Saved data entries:
## BEGIN
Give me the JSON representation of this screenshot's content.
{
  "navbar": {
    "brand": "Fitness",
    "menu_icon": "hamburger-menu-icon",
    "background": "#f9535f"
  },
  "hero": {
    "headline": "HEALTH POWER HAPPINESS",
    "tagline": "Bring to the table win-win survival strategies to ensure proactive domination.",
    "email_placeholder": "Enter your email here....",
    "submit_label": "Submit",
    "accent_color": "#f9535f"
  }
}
## END
Each line above is to be repeated exactly.

Final answer:
Give me the JSON representation of this screenshot's content.
{
  "navbar": {
    "brand": "Fitness",
    "menu_icon": "hamburger-menu-icon",
    "background": "#f9535f"
  },
  "hero": {
    "headline": "HEALTH POWER HAPPINESS",
    "tagline": "Bring to the table win-win survival strategies to ensure proactive domination.",
    "email_placeholder": "Enter your email here....",
    "submit_label": "Submit",
    "accent_color": "#f9535f"
  }
}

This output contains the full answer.